_SHORT TASK_
Which lines of the records contain "color"? Collect every one of them.

_TASK INPUT_
::::
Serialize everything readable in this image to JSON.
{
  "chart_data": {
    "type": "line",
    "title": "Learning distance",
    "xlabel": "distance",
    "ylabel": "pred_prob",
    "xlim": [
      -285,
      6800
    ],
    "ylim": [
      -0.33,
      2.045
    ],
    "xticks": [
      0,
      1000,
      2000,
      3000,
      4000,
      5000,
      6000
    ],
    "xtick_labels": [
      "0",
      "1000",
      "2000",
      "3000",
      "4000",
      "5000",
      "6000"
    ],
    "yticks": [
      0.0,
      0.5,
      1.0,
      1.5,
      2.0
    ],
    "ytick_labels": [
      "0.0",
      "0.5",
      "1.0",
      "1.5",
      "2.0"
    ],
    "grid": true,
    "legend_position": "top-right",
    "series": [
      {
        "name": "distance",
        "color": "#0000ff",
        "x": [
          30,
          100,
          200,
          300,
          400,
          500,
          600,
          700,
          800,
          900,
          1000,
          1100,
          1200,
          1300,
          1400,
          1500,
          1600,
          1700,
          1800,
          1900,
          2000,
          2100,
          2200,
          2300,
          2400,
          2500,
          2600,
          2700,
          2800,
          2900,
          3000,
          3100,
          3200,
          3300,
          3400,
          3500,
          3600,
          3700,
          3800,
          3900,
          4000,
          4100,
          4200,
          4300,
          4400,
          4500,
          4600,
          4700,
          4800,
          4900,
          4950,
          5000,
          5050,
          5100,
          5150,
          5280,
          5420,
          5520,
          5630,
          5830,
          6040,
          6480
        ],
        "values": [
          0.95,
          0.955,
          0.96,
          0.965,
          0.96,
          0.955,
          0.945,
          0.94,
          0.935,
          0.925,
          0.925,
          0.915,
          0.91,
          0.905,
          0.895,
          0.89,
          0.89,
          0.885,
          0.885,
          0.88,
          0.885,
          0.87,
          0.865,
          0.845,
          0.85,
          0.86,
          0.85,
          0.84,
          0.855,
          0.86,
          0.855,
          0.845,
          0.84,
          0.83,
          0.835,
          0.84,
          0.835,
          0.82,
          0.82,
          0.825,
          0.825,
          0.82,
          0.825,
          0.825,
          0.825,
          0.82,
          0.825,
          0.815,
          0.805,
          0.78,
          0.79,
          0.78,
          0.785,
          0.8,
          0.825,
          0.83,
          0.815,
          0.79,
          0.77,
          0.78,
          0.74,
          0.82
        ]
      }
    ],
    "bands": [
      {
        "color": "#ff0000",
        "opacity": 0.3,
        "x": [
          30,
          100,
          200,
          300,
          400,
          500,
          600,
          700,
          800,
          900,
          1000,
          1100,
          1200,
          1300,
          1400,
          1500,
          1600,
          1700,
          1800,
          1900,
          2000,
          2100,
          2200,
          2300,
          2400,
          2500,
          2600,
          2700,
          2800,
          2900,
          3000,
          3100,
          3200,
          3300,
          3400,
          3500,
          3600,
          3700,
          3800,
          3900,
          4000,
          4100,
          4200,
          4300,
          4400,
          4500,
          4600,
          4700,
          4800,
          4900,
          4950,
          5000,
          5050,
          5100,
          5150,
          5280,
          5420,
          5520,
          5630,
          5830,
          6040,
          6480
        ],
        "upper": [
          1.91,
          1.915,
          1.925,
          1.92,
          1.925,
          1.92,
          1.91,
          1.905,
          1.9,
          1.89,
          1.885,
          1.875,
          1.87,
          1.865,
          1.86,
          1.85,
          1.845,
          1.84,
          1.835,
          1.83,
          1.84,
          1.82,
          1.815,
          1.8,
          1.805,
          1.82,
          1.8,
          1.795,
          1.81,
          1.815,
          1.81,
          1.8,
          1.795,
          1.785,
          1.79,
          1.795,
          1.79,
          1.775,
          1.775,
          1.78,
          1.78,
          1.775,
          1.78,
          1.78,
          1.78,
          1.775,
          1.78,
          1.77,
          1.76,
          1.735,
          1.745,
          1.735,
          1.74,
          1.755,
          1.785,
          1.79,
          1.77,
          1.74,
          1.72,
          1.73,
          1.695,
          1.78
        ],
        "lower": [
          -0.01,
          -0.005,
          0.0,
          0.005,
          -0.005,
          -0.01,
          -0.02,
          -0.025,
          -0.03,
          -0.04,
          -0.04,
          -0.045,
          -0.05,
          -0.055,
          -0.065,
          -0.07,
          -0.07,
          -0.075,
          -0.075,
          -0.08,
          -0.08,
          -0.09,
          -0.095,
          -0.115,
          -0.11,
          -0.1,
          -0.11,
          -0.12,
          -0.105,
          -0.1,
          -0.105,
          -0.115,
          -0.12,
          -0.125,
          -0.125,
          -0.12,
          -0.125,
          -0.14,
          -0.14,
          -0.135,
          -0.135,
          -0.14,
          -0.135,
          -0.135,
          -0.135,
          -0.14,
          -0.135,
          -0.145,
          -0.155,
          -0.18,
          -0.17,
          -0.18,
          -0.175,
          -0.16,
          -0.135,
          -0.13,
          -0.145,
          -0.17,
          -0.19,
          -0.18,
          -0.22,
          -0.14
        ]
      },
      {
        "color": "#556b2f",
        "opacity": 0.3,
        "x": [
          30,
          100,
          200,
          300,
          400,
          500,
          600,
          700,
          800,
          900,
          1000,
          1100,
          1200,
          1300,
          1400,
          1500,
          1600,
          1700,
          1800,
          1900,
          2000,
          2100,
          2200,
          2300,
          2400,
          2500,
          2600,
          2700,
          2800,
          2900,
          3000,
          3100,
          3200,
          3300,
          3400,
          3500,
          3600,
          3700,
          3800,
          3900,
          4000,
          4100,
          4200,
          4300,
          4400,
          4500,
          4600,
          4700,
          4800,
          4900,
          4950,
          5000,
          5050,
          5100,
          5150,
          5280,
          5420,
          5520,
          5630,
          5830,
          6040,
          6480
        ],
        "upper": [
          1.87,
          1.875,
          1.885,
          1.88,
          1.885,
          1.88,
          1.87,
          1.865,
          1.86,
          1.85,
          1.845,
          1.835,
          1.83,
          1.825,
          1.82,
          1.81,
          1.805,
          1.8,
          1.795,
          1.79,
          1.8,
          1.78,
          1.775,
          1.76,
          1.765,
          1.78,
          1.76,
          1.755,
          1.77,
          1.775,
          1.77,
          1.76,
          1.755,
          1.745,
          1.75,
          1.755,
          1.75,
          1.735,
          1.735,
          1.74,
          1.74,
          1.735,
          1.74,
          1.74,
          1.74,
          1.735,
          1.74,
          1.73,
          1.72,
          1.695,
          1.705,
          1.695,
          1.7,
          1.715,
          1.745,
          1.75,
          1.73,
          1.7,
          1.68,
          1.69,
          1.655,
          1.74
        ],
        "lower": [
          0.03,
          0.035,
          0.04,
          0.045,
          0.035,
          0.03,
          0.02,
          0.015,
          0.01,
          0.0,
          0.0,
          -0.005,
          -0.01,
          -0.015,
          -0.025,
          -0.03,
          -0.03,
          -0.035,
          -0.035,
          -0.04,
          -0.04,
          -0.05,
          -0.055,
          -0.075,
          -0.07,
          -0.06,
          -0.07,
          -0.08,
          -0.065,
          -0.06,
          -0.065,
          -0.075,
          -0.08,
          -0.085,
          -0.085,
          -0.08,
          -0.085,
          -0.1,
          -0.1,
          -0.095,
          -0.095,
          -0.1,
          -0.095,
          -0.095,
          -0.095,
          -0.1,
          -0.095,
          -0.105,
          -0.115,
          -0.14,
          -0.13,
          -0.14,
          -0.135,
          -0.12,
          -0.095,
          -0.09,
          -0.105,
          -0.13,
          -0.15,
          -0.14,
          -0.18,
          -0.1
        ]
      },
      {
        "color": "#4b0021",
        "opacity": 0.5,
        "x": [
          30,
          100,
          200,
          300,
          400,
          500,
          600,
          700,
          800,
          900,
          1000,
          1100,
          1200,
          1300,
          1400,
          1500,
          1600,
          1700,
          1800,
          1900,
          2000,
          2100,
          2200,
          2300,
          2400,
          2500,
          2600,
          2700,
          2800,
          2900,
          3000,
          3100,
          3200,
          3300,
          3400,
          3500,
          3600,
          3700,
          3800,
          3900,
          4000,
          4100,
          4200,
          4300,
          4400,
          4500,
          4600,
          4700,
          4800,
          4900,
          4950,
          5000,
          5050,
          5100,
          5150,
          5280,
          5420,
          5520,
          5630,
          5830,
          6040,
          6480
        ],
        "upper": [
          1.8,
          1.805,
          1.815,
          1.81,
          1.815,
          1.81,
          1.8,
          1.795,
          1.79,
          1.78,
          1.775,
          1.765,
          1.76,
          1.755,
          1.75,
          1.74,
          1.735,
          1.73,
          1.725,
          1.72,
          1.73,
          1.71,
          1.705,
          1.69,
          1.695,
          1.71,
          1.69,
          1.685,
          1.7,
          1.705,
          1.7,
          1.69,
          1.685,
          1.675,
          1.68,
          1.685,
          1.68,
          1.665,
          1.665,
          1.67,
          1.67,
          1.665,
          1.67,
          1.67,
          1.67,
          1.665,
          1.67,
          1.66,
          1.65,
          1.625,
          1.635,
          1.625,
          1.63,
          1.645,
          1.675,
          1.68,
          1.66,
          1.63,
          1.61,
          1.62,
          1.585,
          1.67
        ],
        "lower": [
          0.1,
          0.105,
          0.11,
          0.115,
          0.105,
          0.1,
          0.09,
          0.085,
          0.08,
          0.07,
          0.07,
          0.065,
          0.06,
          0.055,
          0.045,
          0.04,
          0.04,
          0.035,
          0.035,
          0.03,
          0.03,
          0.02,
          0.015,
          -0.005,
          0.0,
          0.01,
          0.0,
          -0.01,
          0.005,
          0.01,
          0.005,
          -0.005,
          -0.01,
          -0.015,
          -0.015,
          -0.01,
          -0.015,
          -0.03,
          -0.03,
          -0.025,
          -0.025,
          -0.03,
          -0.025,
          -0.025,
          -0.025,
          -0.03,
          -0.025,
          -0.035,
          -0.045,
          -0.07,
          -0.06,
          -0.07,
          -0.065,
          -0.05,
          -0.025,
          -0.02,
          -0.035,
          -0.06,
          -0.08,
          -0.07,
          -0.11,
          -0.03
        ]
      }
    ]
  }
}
::::
_SOLUTION FOR THIS EXERCISE_
        "color": "#0000ff",
        "color": "#ff0000",
        "color": "#556b2f",
        "color": "#4b0021",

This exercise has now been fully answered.